Tasks and exercises:
**a)** In the passage on the ExCELS lesson debrief, what does the acronym ExCELS stand for?
**b)** Continue the passage on the ExCELS lesson debrief from where it stops.

Given passage:
....................

In the lesson described in the first article, some of the student comments were: “We were right!,” “Let’s hurry up and test the shapes to see if we are right!,” and “All the angles put together make a straight line!” The buzz and the excitement in the lessons illustrated that mathematics can be generated from student actions and reflections on those actions.

English language learners and their teachers can all benefit from the learning inherent in their own actions (i.e., the tearing up and joining of vertices of triangles and quadrilaterals). There are many angles for students to learn and teachers to teach. This second article in the series documents the remarks, perceptions and learning among the teachers observing the lesson that was the focus of the first article. Furthermore, this article illustrates the “discipline of noticing” the reflections of teachers about teaching what they observe (Mason, 2002). These reflections are integrated into teaching practice.

Debriefing the Lesson

The Intercultural Development Research Association (IDRA) hosted an event recently for teachers participating in its ExCELS project. ExCELS (Educators x Communities = English Language learners’ Success) is an innovative professional development program that creates learning communities of schools, families and communities for English language learners’ academic success. Two secondary schools in San Antonio are the partner schools in this U.S. Department of Education Title VII program.

....................

Information shown:
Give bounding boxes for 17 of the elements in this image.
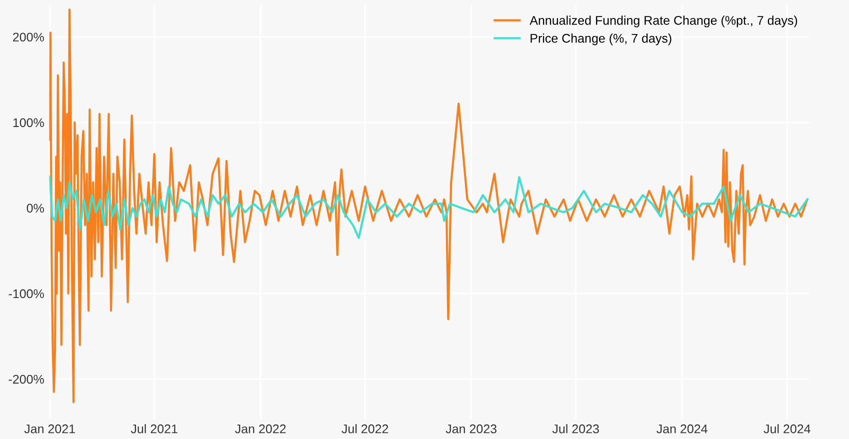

....................

Answers by task:
**a)** Educators x Communities = English Language learners’ Success

**b)**
Below is an account of ExCELS teachers that reflects the kind of shared teaching experiences and professional conversations held in the program. These experiences and conversations lead to a deepening of teachers’ ability to notice and serve English language learners.

The lesson, documented in the previous article, happened during a regular 50-minute class period. The trainer was modeling the lesson with another teacher’s sixth-grade class. There were four teachers observing the class. The teachers and the facilitator met immediately after the class for a 45-minute debriefing session. Teacher and facilitator comments for the three lessons – triangles, quadrilaterals and assessment – are summarized below.

Triangle Lesson

The first teacher reflected, “As teachers we often forget to tell students why we are teaching what we’re teaching.”

Establishing relevancy is important though usually excluded from a math lesson. When the teacher does not help students make connections, it perpetuates students’ perception of math as capricious and arbitrary.

Another teacher said, “I didn’t realize that we could integrate metacognitives in the lesson with all types of students.”

Another added, “I see now how a language objective helps me make sure that my students can communicate the mathematics they’re learning.”

Lesson objectives must integrate math content objectives, language objectives and metacognitive objectives. This integration is essential for academic language development.

A teacher stated, “All the students were talking about the math problem.”

Small group work gave students opportunities to practice and listen to English language conversations with peers and with the instructor. Language is the means for learning the content and facility in using the language, but the main focus is on the mathematical ideas. Careful construction and facilitation of mathematical tasks allows for meaningful conversation where language is a vehicle for developing content-based ideas in natural student talk.

Another teacher observed, “It seems that the students’ favorite part was in tearing up the triangles and quadrilaterals.”

Materials that students can use and tear up are useful in teaching geometric concepts.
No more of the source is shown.